In this case the material fact was the concentration of alcohol in the appellant's body at the time he was arrested while driving, which was 3:05 a.m. (1) About two hours later the defendant gave two samples of his breath, a few minutes apart, for testing. (2) The testing instrument reported his alcohol concentration as being 0.196 in the first sample and 0.193 in the second. (3) George McDougall was asked what the range of alcohol concentration of "a male" would have been when he was arrested if he had stopped drinking at least two hours earlier. (4) McDougall answered:
I believe that the high side would have been somewhere around a .04 higher than that, which would be a 0.23 and then his body would have eliminated the equivalent of two drinks during those two hours. On the low side, his body could have absorbed two or three drinks and as much as a .04 or a .06, reached a peak and either maintained that level or decreased a little bit until the time of arrest, which would make him, I guess, at the low side of a .13. So I would say somewhere between a .13 and a .23. (5)
He explained that "he would need to know his body weight" to know how much alcohol was in the male's system when he was tested. He said he could conceive that the male could have had an alcohol concentration below 0.10 at the time he was stopped if "just before he was stopped he chug-a-lugged a lot of hard liquor, hard alcohol." To say how much alcohol, he would need to know the male's body weight. (6)

__Tasks to carry out__:
(a) Please answer these questions on the court opinion excerpt:
(i) At what time was the appellant arrested?
(ii) What alcohol concentration did the testing instrument report for the second breath sample?
(iii) What range of alcohol concentration at the time of arrest did McDougall finally give?
(b) Carry the court opinion excerpt on from its final sentence.

__Extracted material__:
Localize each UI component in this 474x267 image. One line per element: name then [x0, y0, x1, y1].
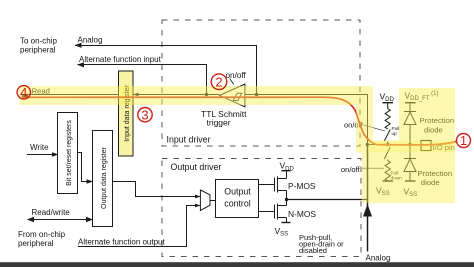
bottom bar — [0, 262, 474, 267]
op-amp U1 TTL Schmitt trigger — [220, 84, 245, 107]
node analog tap — [255, 93, 258, 96]
highlight band horizontal — [19, 86, 455, 203]
wire pin line from schmitt input to I/O pin — [245, 95, 421, 145]
mux — [200, 190, 210, 211]
resistor pull-down with switch — [384, 147, 390, 181]
power VDD (output driver) — [282, 170, 291, 172]
annotation circle 2 — [211, 74, 227, 90]
node mos drain junction — [285, 198, 288, 201]
output driver dashed box — [162, 159, 361, 257]
wire output stage to pin column — [287, 199, 368, 201]
svg-text:P-MOS: P-MOS — [288, 181, 316, 191]
svg-text:VDD: VDD — [380, 92, 395, 104]
svg-text:up: up — [392, 132, 398, 137]
resistor pull-up with switch — [384, 103, 390, 145]
register: bit set/reset registers — [58, 113, 78, 194]
svg-text:Write: Write — [30, 143, 49, 152]
svg-text:VSS: VSS — [275, 226, 289, 238]
svg-text:3: 3 — [141, 107, 148, 122]
annotation circle 4 — [17, 86, 30, 99]
power VDD (pull-up) — [383, 102, 394, 104]
node AFI tap — [205, 93, 208, 96]
svg-text:Analog: Analog — [366, 254, 391, 263]
svg-text:Alternate function input: Alternate function input — [79, 55, 162, 64]
svg-text:Analog: Analog — [78, 35, 103, 44]
wire read — [21, 94, 119, 96]
svg-text:Output driver: Output driver — [171, 162, 222, 172]
svg-text:on/off: on/off — [226, 71, 247, 80]
node diode tap — [408, 143, 412, 147]
wire bit set/reset to output data register — [78, 153, 89, 182]
svg-text:1: 1 — [460, 133, 467, 148]
diode protection bottom — [404, 145, 416, 182]
wire alternate function input — [78, 65, 207, 95]
wire mux to output control — [210, 200, 216, 202]
wire gate drives — [259, 185, 275, 212]
svg-text:Output data register: Output data register — [101, 146, 108, 209]
node pull-up tap — [386, 143, 390, 147]
svg-text:N-MOS: N-MOS — [288, 209, 316, 219]
svg-text:Output: Output — [224, 187, 251, 197]
svg-text:control: control — [224, 199, 250, 209]
wire trigger output to input data register — [133, 94, 220, 96]
wire analog vertical — [367, 145, 369, 252]
power VDD_FT — [405, 102, 416, 104]
svg-text:Alternate function output: Alternate function output — [78, 237, 166, 246]
register: output data register — [93, 131, 113, 227]
svg-text:trigger: trigger — [207, 118, 231, 128]
annotation circle 1 — [17, 74, 470, 148]
ground VSS (pull-down) — [383, 180, 394, 182]
svg-text:To on-chip: To on-chip — [20, 36, 57, 45]
transistor P-MOS — [275, 171, 287, 200]
block output control — [216, 180, 259, 218]
highlight pin band deepening — [368, 141, 455, 153]
svg-text:Bit set/reset registers: Bit set/reset registers — [66, 120, 73, 186]
svg-text:on/off: on/off — [341, 165, 361, 174]
diode protection top — [404, 103, 416, 145]
node pin junction — [366, 143, 370, 147]
I/O pin pad — [421, 141, 431, 151]
red annotation path read route — [22, 97, 457, 145]
svg-text:4: 4 — [20, 85, 27, 100]
svg-text:From on-chip: From on-chip — [18, 230, 66, 239]
svg-text:disabled: disabled — [299, 246, 327, 255]
svg-text:peripheral: peripheral — [18, 239, 54, 248]
svg-text:peripheral: peripheral — [20, 45, 56, 54]
svg-text:VDD: VDD — [280, 161, 295, 173]
svg-text:Read/write: Read/write — [32, 208, 71, 217]
annotation circle 3 — [138, 108, 152, 122]
input driver dashed box — [162, 20, 360, 146]
register: input data register (highlighted) — [119, 71, 134, 156]
transistor N-MOS — [275, 200, 287, 223]
ground VSS (output driver) — [282, 222, 291, 224]
ground VSS (bottom diode) — [405, 180, 416, 182]
wire output data register to mux — [113, 182, 201, 197]
wire read/write — [28, 219, 93, 221]
svg-text:2: 2 — [215, 74, 222, 89]
wire write — [27, 154, 58, 156]
wire analog (top) — [75, 46, 257, 95]
wire alternate function output — [78, 206, 200, 247]
svg-text:Input driver: Input driver — [167, 135, 211, 145]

__Expected outputs__:
(a)
(i) 3:05 a.m.
(ii) 0.193
(iii) Somewhere between .13 and .23

(b)
On cross-examination he agreed that, because he lacked several pieces of information, the breath test in this case did not tell the defendant's alcohol level at the time he was driving. (7) He did not observe the defendant's driving or his drinking or whether he had had anything to eat, and he did not know the defendant's weight. (8) He agreed that he did not know when "the peak of the [defendant's] blood alcohol absorption/elimination occurred," that he could give a better answer if he knew that fact, and that his opinion was "based upon some assumptions about absorption and elimination rates," which varied among individuals. (9) He also admitted that his opinion was based on "a normal drinking pattern," and that he did not know the defendant's drinking pattern. (10)
Q. So that range is based upon an assumption that doesn't apply to Mr. Mata, is that correct?
A. It may not, yes, sir.
Q. So that range that we have there may not be his range?
A. That is possible, yes.
Q. This is a hypothetical based upon your person, the average person?
A. Yes. (11)
All of the testimony that I have mentioned was given to the jury. It also should be noted that, outside the presence of the jury when the district court was considering the admissibility of McDougall's testimony, the defense counsel asked similar questions, concluding with these:
Q. So your hypothetical has to deal with an average person or a reasonable person and not specifically with my client?
A. With a reasonable possibility of drinking, yes.
Q. What you consider are the reasonable possibilities of drinking?
A. Exactly. (12)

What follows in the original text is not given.